▶ **TASK**:
Copy out every line in the entries below that includes "CENTRE".
-------
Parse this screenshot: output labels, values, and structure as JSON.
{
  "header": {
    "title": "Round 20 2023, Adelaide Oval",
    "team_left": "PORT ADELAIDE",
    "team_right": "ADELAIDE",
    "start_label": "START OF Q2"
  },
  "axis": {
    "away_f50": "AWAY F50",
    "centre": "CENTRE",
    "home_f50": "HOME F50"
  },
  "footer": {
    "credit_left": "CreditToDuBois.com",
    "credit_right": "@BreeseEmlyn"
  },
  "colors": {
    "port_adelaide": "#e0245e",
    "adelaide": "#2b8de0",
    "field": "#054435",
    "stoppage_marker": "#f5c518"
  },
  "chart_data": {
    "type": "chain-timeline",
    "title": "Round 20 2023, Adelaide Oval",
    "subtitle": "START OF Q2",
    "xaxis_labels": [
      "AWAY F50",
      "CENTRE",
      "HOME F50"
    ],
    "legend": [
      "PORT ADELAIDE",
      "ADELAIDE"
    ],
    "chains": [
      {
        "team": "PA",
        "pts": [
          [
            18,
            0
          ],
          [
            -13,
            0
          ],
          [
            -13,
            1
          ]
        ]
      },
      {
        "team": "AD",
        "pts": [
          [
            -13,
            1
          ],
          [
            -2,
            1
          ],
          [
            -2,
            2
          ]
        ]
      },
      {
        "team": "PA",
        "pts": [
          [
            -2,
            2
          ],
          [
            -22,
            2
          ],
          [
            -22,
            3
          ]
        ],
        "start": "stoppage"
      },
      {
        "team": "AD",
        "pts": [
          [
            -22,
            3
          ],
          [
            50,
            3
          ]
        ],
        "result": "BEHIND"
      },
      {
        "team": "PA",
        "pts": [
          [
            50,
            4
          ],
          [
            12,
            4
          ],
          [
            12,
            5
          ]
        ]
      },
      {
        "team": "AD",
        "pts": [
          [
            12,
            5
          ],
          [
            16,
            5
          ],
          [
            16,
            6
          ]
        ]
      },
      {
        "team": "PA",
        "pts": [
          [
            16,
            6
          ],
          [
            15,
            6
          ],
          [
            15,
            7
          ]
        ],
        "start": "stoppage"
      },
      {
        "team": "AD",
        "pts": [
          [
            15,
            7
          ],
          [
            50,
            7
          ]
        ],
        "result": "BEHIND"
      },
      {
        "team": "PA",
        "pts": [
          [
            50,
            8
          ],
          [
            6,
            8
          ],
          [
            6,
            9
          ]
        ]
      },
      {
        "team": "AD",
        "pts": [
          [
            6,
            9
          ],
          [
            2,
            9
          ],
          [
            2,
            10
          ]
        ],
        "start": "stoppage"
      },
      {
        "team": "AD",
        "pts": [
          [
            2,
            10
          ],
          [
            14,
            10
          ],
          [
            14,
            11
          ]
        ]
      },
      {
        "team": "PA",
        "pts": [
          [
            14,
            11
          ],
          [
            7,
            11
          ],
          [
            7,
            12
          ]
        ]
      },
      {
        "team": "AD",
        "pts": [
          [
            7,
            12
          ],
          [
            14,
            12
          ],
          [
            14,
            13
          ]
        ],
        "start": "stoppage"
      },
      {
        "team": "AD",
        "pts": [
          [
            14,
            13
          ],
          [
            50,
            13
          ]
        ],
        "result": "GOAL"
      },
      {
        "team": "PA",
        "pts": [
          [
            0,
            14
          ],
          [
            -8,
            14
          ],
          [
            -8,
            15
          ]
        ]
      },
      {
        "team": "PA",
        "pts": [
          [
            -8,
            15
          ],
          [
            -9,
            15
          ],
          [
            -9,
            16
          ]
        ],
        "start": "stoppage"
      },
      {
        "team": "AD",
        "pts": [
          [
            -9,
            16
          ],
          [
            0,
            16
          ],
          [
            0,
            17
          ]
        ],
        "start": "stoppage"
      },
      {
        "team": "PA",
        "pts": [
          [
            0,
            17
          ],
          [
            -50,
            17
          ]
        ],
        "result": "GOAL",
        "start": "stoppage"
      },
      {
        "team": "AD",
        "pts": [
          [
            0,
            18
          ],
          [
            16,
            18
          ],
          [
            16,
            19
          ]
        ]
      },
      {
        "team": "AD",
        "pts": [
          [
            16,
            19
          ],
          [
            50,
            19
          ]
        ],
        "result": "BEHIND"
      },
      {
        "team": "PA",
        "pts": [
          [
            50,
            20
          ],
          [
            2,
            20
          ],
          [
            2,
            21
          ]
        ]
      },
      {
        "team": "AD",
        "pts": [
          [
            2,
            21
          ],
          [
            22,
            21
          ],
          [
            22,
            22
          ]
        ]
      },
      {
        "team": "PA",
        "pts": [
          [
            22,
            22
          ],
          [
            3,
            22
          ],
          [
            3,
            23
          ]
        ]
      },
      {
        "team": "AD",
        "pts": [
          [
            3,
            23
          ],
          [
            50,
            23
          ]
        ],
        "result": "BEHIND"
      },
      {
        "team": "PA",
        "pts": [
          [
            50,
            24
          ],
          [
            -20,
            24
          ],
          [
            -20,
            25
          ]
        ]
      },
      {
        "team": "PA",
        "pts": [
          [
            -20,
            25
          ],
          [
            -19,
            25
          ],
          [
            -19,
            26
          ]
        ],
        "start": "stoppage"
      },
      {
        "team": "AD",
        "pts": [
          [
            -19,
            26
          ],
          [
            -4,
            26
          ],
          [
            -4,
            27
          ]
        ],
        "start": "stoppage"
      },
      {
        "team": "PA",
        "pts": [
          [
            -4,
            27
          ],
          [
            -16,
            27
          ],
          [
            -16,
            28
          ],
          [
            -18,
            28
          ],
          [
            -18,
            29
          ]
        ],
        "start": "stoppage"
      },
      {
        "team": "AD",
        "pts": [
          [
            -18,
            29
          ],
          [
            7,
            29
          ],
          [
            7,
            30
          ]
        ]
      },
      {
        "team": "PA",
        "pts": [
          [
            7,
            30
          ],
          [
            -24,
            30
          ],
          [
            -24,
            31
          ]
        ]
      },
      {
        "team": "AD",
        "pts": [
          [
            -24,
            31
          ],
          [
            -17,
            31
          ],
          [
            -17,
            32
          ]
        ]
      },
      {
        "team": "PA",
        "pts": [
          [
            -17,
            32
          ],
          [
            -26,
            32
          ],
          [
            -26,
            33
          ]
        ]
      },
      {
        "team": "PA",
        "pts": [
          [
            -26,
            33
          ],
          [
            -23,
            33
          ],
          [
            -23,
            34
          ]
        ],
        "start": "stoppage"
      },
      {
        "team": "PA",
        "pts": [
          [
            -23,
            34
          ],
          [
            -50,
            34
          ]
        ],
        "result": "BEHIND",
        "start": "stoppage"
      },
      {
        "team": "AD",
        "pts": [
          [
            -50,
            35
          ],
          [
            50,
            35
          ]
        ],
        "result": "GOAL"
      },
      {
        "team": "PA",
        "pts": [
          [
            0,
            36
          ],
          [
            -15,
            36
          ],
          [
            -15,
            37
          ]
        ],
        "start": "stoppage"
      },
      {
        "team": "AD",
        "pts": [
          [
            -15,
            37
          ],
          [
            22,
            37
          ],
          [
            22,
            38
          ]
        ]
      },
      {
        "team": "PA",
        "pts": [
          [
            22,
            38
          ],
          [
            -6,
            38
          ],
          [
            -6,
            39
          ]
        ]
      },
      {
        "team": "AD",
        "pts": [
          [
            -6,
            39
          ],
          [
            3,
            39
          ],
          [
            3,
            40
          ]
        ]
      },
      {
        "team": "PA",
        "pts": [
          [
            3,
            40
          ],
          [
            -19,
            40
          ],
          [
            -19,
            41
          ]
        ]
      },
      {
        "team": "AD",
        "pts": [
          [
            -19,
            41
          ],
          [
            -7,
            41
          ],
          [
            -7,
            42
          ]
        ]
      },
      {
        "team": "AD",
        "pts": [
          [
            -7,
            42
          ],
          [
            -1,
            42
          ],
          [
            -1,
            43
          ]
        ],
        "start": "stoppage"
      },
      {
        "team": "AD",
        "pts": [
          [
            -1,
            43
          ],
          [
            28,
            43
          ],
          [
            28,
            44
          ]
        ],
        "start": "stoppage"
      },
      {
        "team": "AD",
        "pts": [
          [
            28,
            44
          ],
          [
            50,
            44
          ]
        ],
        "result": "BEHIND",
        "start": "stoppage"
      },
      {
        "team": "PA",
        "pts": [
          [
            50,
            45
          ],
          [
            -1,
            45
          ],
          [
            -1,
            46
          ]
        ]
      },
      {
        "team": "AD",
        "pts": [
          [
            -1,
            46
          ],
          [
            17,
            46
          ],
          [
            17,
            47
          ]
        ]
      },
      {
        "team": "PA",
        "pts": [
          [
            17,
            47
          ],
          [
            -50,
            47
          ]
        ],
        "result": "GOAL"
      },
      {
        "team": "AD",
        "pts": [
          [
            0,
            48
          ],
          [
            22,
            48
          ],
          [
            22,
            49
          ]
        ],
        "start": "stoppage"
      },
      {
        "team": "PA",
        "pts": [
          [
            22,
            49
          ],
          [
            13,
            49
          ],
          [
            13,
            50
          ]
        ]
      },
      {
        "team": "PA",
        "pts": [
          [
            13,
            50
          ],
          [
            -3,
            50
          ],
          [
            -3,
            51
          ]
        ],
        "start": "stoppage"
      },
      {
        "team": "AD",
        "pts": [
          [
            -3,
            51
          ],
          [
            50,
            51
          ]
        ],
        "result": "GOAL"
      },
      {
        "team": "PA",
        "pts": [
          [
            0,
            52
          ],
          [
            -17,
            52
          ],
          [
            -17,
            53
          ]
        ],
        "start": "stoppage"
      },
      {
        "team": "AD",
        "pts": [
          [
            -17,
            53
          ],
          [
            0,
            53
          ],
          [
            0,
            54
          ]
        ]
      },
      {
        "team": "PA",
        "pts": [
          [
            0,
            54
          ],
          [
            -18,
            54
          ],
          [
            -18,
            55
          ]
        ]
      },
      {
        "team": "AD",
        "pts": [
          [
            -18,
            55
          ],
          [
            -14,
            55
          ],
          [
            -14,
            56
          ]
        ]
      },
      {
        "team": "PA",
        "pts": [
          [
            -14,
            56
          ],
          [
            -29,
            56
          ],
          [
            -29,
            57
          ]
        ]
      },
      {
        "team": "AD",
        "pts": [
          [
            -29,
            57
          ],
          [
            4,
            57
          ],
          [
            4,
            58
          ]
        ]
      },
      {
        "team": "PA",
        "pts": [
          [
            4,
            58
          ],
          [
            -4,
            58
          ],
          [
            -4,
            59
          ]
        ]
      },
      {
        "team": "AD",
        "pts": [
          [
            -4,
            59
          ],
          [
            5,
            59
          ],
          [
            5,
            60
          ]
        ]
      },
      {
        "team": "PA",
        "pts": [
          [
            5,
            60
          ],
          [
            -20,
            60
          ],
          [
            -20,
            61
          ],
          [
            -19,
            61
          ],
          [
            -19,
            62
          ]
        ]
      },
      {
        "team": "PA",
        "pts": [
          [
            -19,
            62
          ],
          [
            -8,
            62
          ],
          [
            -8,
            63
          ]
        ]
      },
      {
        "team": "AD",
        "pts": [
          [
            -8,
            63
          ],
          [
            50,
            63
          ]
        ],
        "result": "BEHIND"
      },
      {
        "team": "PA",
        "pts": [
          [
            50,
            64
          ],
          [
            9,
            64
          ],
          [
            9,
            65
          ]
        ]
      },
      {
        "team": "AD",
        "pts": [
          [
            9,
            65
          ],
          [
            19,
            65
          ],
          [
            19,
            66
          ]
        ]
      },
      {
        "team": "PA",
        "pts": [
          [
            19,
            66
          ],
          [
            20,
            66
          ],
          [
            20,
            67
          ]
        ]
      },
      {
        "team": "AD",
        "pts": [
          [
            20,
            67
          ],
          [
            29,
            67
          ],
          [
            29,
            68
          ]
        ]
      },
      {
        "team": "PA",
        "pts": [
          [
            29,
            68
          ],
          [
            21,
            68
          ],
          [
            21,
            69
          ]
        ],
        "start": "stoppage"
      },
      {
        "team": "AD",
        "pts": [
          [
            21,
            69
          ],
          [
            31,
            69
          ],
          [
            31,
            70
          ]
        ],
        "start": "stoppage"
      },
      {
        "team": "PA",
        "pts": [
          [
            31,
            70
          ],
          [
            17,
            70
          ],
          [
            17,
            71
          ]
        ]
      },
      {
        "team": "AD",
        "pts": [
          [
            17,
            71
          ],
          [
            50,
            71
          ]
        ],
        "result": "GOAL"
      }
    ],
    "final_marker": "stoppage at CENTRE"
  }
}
-------
▶ **FINISHED TASK**:
    "centre": "CENTRE",
      "CENTRE",
    "final_marker": "stoppage at CENTRE"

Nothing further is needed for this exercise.